• **The records**
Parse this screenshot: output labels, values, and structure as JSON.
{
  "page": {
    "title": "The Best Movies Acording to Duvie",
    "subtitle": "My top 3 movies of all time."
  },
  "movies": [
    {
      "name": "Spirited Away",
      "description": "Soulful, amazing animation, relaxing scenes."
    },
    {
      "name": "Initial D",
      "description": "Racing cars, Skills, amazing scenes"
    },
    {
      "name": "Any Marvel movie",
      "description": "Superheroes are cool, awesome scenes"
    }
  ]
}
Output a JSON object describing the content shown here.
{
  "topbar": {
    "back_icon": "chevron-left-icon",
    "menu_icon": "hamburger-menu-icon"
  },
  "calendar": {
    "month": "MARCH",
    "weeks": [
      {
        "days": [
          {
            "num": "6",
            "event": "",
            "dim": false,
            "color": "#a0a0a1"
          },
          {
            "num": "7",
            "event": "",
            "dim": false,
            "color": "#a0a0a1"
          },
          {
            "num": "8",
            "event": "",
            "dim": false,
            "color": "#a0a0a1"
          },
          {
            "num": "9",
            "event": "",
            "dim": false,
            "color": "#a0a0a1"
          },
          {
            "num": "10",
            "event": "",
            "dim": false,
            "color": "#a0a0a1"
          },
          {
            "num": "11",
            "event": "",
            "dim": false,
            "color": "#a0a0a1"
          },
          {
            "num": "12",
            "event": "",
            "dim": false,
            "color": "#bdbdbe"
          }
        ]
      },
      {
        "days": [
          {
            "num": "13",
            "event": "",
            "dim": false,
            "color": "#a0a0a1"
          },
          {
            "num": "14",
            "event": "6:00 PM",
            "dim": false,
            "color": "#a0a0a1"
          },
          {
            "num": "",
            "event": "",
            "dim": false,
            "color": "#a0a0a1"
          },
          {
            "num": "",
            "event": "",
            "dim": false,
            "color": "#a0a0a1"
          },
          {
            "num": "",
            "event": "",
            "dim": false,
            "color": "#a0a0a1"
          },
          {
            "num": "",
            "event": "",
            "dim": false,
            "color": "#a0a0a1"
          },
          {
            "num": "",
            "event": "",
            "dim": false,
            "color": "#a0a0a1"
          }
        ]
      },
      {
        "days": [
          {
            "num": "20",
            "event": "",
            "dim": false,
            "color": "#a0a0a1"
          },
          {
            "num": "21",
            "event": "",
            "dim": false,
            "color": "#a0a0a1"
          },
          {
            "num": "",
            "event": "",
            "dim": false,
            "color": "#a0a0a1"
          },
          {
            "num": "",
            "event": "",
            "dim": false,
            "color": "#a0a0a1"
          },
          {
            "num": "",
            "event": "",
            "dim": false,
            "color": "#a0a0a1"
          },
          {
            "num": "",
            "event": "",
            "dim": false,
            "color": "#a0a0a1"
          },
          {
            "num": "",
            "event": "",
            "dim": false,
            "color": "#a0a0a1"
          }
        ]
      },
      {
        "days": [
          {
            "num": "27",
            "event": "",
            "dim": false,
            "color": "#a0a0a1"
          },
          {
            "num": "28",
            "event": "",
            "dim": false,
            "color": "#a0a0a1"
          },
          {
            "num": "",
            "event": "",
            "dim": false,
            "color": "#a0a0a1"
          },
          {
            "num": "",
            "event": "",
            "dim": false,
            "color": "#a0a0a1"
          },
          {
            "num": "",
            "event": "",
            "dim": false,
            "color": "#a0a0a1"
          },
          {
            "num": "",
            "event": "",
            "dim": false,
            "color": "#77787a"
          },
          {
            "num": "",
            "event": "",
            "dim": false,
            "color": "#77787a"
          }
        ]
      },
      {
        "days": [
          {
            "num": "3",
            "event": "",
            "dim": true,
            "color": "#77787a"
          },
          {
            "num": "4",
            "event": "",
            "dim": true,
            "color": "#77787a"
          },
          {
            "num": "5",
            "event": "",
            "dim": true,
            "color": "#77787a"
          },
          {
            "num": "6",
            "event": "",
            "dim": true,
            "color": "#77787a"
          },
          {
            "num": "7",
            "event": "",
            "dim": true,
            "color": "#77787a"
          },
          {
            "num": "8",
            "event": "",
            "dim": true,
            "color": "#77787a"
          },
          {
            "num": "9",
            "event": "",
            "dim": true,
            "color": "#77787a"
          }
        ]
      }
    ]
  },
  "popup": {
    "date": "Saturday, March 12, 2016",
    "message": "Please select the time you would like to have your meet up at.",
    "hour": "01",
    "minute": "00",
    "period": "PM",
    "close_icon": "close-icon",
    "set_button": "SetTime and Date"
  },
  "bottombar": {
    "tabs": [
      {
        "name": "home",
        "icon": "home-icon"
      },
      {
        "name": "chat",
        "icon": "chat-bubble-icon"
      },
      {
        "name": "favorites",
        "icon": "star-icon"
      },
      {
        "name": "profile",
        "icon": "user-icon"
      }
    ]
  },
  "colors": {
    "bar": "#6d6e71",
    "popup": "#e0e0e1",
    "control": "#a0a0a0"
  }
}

• **Goal of the exercise**
Go through the entries above and pull out each line with "icon" in it.

• **Answer to this problem**
    "back_icon": "chevron-left-icon",
    "menu_icon": "hamburger-menu-icon"
    "close_icon": "close-icon",
        "icon": "home-icon"
        "icon": "chat-bubble-icon"
        "icon": "star-icon"
        "icon": "user-icon"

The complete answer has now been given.